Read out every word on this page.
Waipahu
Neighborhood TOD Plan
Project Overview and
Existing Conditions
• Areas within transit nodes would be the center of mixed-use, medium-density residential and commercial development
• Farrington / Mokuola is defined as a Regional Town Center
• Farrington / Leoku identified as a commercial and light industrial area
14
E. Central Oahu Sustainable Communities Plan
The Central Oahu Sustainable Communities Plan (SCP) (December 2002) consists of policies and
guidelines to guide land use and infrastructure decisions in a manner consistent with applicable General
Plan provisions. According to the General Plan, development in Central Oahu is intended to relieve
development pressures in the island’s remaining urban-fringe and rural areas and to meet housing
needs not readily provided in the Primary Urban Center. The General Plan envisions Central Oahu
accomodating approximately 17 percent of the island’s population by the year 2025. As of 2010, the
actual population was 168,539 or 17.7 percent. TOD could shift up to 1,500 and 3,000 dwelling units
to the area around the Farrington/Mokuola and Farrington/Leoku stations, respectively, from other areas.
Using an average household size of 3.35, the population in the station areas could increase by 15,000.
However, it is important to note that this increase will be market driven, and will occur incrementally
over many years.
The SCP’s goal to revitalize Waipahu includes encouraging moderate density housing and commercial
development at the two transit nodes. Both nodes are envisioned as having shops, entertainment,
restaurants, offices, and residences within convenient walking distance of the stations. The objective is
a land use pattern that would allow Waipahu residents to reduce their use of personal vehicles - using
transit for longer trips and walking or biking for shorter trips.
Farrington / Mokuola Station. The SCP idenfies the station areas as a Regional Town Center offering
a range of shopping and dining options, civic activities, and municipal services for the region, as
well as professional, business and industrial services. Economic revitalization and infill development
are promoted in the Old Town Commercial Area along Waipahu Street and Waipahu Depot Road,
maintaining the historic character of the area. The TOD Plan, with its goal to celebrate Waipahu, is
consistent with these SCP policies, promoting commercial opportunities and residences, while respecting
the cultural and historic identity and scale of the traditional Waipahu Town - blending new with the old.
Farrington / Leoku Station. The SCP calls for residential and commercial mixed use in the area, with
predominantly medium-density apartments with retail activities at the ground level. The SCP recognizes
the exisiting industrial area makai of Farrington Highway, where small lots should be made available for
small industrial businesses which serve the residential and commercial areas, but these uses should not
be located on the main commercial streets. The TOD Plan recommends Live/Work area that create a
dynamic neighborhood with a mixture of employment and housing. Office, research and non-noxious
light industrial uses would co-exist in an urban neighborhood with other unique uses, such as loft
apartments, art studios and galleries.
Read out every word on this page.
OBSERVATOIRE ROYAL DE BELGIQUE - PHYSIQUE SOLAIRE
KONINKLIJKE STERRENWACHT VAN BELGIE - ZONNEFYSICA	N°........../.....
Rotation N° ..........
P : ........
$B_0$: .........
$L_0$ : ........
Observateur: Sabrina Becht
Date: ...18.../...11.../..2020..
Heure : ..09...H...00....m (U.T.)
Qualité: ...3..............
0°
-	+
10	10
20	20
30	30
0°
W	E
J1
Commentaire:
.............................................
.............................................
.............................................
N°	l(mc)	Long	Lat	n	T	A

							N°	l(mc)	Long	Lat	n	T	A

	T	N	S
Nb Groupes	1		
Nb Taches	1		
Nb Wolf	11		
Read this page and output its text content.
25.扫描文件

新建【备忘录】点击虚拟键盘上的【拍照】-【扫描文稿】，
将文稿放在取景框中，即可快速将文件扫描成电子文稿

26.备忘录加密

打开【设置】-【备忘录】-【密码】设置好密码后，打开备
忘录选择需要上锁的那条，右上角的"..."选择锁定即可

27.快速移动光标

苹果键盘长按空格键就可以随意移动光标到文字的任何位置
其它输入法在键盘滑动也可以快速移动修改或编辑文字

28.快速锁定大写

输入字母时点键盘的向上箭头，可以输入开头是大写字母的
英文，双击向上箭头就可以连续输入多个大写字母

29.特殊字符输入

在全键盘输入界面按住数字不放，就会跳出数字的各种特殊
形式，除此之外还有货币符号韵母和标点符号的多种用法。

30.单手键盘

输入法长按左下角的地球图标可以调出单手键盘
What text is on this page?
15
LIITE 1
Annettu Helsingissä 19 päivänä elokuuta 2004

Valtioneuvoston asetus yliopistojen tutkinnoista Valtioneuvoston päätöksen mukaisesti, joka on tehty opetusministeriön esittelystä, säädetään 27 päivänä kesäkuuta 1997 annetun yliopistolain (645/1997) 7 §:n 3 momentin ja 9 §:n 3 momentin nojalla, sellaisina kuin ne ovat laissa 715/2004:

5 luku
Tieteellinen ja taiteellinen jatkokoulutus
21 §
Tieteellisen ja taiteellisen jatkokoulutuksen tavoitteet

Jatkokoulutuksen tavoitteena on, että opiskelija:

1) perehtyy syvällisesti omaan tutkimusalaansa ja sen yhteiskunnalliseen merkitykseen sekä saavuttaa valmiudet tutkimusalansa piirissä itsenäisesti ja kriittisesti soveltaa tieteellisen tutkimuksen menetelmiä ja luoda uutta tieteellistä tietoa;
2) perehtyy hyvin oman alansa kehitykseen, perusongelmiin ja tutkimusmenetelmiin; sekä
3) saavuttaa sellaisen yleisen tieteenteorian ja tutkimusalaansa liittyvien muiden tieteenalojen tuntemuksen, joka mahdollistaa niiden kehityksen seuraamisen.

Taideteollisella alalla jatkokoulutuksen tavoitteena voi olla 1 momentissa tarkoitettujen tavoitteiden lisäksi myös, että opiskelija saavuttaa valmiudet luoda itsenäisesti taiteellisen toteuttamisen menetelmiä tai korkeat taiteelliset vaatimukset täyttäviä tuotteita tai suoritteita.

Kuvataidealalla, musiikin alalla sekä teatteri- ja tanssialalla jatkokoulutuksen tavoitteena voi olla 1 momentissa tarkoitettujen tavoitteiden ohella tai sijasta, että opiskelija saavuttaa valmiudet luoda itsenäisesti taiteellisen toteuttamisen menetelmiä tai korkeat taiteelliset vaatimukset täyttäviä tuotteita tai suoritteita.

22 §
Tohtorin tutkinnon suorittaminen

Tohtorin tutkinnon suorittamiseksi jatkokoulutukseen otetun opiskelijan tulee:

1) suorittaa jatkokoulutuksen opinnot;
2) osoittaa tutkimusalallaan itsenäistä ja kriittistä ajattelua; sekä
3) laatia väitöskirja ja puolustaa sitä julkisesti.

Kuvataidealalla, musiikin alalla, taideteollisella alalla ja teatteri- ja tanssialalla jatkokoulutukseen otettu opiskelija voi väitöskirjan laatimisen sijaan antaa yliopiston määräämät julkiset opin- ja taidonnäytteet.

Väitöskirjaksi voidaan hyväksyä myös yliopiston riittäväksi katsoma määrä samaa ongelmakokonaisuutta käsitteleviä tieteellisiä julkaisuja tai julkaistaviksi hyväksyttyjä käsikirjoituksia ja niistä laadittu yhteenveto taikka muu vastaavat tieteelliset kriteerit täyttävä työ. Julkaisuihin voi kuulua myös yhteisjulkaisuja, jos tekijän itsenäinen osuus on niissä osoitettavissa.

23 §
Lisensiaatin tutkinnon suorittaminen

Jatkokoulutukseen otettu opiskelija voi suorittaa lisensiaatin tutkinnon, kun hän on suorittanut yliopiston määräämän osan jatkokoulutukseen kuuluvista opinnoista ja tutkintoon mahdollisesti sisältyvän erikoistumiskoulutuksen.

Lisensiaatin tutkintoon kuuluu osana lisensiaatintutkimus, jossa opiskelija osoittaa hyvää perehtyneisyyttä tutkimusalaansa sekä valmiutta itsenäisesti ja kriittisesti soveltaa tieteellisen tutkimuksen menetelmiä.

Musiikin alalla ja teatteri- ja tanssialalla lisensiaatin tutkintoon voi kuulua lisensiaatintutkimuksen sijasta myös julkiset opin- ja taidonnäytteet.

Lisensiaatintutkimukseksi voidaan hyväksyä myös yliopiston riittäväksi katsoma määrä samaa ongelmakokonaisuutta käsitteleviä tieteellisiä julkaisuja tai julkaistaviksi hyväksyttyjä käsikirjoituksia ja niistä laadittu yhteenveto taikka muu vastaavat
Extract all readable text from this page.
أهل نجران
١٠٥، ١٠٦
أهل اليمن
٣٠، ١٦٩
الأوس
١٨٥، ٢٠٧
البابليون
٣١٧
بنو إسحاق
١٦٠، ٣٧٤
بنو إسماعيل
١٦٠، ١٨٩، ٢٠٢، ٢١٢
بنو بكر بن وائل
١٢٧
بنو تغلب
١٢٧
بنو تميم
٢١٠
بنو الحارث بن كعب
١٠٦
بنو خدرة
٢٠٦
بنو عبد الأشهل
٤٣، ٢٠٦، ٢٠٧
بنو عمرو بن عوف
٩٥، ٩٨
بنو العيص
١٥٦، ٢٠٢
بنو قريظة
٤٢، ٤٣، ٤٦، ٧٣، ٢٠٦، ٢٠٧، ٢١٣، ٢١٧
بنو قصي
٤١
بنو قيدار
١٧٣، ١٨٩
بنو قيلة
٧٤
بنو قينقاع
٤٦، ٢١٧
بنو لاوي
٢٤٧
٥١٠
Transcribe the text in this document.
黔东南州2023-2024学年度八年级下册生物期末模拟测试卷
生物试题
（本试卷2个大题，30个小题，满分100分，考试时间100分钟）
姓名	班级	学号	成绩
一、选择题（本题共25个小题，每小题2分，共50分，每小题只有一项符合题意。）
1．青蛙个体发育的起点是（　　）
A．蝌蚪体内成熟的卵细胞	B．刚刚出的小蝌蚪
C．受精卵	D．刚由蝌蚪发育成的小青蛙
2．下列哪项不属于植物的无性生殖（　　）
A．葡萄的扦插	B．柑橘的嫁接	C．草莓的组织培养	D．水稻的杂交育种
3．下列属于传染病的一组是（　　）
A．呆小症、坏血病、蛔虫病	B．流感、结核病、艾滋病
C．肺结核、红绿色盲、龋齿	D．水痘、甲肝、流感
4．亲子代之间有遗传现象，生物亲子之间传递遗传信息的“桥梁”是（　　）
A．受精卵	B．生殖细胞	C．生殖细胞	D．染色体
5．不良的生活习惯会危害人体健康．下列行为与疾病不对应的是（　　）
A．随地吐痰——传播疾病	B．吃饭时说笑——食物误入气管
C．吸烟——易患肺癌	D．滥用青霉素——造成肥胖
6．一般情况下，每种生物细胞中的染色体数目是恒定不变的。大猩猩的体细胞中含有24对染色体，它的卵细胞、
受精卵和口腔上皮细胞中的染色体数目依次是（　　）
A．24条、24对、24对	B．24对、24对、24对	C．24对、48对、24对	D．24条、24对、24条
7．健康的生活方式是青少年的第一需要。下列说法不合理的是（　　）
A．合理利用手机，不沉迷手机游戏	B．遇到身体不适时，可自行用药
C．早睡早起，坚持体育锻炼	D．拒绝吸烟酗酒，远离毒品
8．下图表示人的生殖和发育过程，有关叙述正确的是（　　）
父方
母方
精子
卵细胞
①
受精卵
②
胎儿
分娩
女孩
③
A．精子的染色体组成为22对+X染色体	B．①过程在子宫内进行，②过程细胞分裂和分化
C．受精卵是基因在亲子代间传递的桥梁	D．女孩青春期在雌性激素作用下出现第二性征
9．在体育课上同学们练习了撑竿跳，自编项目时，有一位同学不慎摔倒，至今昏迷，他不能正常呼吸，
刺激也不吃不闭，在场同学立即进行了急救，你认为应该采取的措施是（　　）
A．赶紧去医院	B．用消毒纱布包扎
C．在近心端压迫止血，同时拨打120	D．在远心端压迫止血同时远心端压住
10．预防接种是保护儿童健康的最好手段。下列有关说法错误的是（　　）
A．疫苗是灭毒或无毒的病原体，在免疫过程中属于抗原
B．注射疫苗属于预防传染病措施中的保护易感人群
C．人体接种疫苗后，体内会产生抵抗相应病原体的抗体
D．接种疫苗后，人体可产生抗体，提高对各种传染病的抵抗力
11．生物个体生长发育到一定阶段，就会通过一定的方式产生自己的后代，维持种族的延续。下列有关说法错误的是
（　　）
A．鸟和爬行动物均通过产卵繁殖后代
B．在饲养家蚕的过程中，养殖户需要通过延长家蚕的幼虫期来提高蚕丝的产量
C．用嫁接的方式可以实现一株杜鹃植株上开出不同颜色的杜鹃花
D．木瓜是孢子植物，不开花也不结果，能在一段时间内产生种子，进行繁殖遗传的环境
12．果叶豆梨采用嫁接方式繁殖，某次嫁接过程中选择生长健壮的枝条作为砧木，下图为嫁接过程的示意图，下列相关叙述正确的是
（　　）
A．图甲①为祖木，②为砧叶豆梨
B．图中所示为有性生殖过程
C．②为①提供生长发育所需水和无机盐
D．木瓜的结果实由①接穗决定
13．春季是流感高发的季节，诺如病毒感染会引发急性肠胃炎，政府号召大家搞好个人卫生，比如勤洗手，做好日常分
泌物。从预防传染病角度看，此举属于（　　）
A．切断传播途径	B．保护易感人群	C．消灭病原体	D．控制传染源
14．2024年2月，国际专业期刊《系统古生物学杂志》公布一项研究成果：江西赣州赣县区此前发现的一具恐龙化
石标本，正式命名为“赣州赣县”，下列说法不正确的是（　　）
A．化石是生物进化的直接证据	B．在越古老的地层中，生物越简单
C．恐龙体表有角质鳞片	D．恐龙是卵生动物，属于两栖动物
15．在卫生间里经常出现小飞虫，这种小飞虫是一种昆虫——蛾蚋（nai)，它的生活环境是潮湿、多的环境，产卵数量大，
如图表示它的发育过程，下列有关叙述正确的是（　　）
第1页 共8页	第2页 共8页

_WORK TO DO_
The required output is the span of lines from the one containing "Transcribe the text in this document." to the last line, reproduced character for character.

_RESPONSE BELOW_
Transcribe the text in this document.
黔东南州2023-2024学年度八年级下册生物期末模拟测试卷
生物试题
（本试卷2个大题，30个小题，满分100分，考试时间100分钟）
姓名	班级	学号	成绩
一、选择题（本题共25个小题，每小题2分，共50分，每小题只有一项符合题意。）
1．青蛙个体发育的起点是（　　）
A．蝌蚪体内成熟的卵细胞	B．刚刚出的小蝌蚪
C．受精卵	D．刚由蝌蚪发育成的小青蛙
2．下列哪项不属于植物的无性生殖（　　）
A．葡萄的扦插	B．柑橘的嫁接	C．草莓的组织培养	D．水稻的杂交育种
3．下列属于传染病的一组是（　　）
A．呆小症、坏血病、蛔虫病	B．流感、结核病、艾滋病
C．肺结核、红绿色盲、龋齿	D．水痘、甲肝、流感
4．亲子代之间有遗传现象，生物亲子之间传递遗传信息的“桥梁”是（　　）
A．受精卵	B．生殖细胞	C．生殖细胞	D．染色体
5．不良的生活习惯会危害人体健康．下列行为与疾病不对应的是（　　）
A．随地吐痰——传播疾病	B．吃饭时说笑——食物误入气管
C．吸烟——易患肺癌	D．滥用青霉素——造成肥胖
6．一般情况下，每种生物细胞中的染色体数目是恒定不变的。大猩猩的体细胞中含有24对染色体，它的卵细胞、
受精卵和口腔上皮细胞中的染色体数目依次是（　　）
A．24条、24对、24对	B．24对、24对、24对	C．24对、48对、24对	D．24条、24对、24条
7．健康的生活方式是青少年的第一需要。下列说法不合理的是（　　）
A．合理利用手机，不沉迷手机游戏	B．遇到身体不适时，可自行用药
C．早睡早起，坚持体育锻炼	D．拒绝吸烟酗酒，远离毒品
8．下图表示人的生殖和发育过程，有关叙述正确的是（　　）
父方
母方
精子
卵细胞
①
受精卵
②
胎儿
分娩
女孩
③
A．精子的染色体组成为22对+X染色体	B．①过程在子宫内进行，②过程细胞分裂和分化
C．受精卵是基因在亲子代间传递的桥梁	D．女孩青春期在雌性激素作用下出现第二性征
9．在体育课上同学们练习了撑竿跳，自编项目时，有一位同学不慎摔倒，至今昏迷，他不能正常呼吸，
刺激也不吃不闭，在场同学立即进行了急救，你认为应该采取的措施是（　　）
A．赶紧去医院	B．用消毒纱布包扎
C．在近心端压迫止血，同时拨打120	D．在远心端压迫止血同时远心端压住
10．预防接种是保护儿童健康的最好手段。下列有关说法错误的是（　　）
A．疫苗是灭毒或无毒的病原体，在免疫过程中属于抗原
B．注射疫苗属于预防传染病措施中的保护易感人群
C．人体接种疫苗后，体内会产生抵抗相应病原体的抗体
D．接种疫苗后，人体可产生抗体，提高对各种传染病的抵抗力
11．生物个体生长发育到一定阶段，就会通过一定的方式产生自己的后代，维持种族的延续。下列有关说法错误的是
（　　）
A．鸟和爬行动物均通过产卵繁殖后代
B．在饲养家蚕的过程中，养殖户需要通过延长家蚕的幼虫期来提高蚕丝的产量
C．用嫁接的方式可以实现一株杜鹃植株上开出不同颜色的杜鹃花
D．木瓜是孢子植物，不开花也不结果，能在一段时间内产生种子，进行繁殖遗传的环境
12．果叶豆梨采用嫁接方式繁殖，某次嫁接过程中选择生长健壮的枝条作为砧木，下图为嫁接过程的示意图，下列相关叙述正确的是
（　　）
A．图甲①为祖木，②为砧叶豆梨
B．图中所示为有性生殖过程
C．②为①提供生长发育所需水和无机盐
D．木瓜的结果实由①接穗决定
13．春季是流感高发的季节，诺如病毒感染会引发急性肠胃炎，政府号召大家搞好个人卫生，比如勤洗手，做好日常分
泌物。从预防传染病角度看，此举属于（　　）
A．切断传播途径	B．保护易感人群	C．消灭病原体	D．控制传染源
14．2024年2月，国际专业期刊《系统古生物学杂志》公布一项研究成果：江西赣州赣县区此前发现的一具恐龙化
石标本，正式命名为“赣州赣县”，下列说法不正确的是（　　）
A．化石是生物进化的直接证据	B．在越古老的地层中，生物越简单
C．恐龙体表有角质鳞片	D．恐龙是卵生动物，属于两栖动物
15．在卫生间里经常出现小飞虫，这种小飞虫是一种昆虫——蛾蚋（nai)，它的生活环境是潮湿、多的环境，产卵数量大，
如图表示它的发育过程，下列有关叙述正确的是（　　）
第1页 共8页	第2页 共8页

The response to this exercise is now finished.